__TASK GOAL__: Report back every line below that carries the word "document".

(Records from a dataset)
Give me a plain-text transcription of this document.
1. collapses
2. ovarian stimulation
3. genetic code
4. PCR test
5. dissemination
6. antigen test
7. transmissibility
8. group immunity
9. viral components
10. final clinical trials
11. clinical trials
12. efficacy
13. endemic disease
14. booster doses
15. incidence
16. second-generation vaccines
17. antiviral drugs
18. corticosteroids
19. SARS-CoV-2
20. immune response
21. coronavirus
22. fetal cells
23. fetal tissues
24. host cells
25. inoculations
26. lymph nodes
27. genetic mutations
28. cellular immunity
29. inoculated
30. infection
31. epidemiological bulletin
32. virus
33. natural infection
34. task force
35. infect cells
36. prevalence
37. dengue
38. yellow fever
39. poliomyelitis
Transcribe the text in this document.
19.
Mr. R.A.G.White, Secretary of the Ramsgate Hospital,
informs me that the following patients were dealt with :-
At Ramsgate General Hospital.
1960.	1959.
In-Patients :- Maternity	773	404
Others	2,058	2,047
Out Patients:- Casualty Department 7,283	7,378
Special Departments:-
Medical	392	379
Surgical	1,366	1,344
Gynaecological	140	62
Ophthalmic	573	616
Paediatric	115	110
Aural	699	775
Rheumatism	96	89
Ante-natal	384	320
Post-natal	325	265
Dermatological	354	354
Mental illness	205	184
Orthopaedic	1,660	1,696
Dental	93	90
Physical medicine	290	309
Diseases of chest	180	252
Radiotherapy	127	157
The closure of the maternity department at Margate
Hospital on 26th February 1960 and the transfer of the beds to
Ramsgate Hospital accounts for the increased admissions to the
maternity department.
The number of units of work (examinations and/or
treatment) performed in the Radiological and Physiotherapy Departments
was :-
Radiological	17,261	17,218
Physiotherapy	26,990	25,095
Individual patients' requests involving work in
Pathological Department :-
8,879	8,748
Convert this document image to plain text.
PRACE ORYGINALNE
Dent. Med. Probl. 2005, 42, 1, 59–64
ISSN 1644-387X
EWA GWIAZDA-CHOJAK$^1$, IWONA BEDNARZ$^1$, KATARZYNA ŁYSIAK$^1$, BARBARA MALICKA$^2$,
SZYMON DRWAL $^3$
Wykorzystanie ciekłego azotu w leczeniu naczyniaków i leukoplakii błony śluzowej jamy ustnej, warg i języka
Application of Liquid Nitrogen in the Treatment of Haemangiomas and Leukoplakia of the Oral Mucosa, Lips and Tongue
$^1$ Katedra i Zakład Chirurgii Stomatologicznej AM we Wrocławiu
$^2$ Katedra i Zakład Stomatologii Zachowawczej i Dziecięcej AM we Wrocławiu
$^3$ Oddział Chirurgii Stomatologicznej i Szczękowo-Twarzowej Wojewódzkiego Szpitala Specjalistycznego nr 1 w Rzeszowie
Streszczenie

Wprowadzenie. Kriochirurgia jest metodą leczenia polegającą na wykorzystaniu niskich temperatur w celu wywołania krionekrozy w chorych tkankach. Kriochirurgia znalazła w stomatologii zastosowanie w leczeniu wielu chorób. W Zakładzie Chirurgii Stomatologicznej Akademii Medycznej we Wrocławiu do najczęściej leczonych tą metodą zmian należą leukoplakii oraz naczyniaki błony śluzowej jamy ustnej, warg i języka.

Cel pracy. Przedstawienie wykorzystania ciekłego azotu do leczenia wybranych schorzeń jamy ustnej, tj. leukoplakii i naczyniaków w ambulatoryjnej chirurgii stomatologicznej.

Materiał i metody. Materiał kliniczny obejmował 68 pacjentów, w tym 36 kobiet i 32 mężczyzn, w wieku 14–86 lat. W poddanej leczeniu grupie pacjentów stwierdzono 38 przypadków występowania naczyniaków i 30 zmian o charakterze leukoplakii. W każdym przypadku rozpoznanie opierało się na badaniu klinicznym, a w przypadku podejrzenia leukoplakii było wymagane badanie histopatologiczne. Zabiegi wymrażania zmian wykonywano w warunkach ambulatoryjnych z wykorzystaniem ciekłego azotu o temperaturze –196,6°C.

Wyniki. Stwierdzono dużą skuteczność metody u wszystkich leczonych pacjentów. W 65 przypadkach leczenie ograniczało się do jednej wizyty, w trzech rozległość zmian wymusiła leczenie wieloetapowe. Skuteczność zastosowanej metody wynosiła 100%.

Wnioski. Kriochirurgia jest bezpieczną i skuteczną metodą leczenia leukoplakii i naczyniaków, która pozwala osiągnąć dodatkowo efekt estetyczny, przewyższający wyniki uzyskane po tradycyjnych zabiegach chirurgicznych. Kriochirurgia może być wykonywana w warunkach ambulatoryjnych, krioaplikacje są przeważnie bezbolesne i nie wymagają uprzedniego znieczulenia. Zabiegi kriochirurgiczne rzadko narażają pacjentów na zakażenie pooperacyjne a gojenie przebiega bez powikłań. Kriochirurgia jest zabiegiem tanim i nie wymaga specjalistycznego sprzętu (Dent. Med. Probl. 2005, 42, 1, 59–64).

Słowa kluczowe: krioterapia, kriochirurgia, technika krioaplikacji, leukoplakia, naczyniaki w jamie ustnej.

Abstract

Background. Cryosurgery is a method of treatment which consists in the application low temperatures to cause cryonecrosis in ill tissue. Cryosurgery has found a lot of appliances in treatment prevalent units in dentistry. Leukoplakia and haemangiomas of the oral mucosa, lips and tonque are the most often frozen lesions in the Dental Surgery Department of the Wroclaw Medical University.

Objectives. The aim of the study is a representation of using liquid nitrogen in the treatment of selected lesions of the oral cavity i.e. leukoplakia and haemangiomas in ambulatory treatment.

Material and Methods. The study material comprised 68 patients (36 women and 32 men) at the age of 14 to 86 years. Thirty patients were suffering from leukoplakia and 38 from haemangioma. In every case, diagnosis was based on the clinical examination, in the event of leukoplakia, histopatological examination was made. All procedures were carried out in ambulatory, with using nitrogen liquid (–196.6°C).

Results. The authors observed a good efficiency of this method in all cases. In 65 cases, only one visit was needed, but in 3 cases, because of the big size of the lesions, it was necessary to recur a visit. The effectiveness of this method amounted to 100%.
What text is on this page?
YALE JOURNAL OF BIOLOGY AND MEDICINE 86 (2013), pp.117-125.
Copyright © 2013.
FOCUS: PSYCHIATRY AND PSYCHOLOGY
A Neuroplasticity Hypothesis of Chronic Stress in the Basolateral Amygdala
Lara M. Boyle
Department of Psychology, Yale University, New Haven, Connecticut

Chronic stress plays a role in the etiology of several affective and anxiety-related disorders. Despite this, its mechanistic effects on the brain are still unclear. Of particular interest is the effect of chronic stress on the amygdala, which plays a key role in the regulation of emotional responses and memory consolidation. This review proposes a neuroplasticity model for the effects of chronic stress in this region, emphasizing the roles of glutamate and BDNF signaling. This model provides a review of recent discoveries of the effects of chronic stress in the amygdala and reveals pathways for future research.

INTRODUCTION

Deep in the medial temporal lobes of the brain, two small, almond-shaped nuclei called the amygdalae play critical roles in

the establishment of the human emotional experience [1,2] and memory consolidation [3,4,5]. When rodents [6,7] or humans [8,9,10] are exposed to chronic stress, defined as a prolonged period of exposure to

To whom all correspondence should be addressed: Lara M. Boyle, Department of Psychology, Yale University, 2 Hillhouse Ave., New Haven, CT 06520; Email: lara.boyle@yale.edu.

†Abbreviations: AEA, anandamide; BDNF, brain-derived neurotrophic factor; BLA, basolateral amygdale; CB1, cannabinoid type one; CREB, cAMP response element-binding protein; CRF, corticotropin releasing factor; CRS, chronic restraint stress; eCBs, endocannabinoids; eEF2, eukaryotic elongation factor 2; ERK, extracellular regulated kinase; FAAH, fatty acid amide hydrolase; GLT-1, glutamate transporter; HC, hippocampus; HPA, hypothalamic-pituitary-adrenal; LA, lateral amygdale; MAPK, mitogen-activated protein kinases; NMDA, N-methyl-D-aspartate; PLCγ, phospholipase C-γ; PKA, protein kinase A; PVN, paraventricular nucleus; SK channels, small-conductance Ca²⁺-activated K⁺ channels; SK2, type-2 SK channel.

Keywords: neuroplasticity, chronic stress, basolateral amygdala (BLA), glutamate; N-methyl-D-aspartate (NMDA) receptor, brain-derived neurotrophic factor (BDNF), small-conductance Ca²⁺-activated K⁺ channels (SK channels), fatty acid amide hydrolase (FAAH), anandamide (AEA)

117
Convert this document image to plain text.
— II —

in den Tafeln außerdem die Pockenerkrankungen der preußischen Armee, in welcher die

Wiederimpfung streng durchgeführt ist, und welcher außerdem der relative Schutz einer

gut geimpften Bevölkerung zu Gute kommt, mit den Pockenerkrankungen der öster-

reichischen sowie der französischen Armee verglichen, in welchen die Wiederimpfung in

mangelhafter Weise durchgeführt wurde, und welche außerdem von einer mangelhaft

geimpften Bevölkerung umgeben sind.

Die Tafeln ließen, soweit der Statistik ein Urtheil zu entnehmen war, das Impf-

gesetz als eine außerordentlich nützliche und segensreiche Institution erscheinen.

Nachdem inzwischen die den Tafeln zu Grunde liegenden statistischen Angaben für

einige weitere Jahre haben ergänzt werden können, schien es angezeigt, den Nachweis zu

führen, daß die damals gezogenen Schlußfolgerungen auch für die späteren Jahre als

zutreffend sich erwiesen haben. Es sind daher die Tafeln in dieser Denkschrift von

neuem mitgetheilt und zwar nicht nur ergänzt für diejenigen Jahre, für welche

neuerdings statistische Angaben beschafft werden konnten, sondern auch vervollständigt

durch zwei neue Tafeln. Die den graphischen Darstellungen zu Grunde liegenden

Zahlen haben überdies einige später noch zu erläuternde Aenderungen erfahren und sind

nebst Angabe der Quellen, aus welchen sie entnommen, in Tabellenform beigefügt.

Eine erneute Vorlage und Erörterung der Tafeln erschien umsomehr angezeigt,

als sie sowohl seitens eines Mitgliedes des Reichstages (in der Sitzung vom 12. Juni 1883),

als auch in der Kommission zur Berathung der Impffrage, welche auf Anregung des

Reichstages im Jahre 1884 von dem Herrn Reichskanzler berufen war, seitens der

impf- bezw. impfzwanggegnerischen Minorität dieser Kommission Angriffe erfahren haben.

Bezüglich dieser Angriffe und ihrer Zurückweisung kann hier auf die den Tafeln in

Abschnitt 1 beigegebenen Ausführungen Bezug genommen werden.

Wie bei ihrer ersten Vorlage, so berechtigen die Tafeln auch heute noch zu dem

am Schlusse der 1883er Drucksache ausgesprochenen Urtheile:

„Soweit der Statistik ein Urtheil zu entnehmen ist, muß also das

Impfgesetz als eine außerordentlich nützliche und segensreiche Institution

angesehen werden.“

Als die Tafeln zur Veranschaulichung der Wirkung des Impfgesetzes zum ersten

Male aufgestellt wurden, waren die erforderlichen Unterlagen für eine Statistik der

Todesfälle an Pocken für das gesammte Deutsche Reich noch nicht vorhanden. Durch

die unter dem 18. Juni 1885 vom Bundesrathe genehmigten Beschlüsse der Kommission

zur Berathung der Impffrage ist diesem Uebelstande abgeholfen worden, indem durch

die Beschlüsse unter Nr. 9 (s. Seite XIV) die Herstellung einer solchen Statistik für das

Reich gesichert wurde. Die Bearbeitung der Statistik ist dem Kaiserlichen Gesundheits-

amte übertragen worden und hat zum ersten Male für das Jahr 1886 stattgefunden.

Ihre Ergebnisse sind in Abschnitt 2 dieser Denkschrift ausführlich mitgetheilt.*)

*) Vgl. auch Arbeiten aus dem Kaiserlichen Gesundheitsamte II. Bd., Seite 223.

__SOLVED PROBLEM__:
Give me a plain-text transcription of this document.
Transcribe the text in this document.
Convert this document image to plain text.
Convert this document image to plain text.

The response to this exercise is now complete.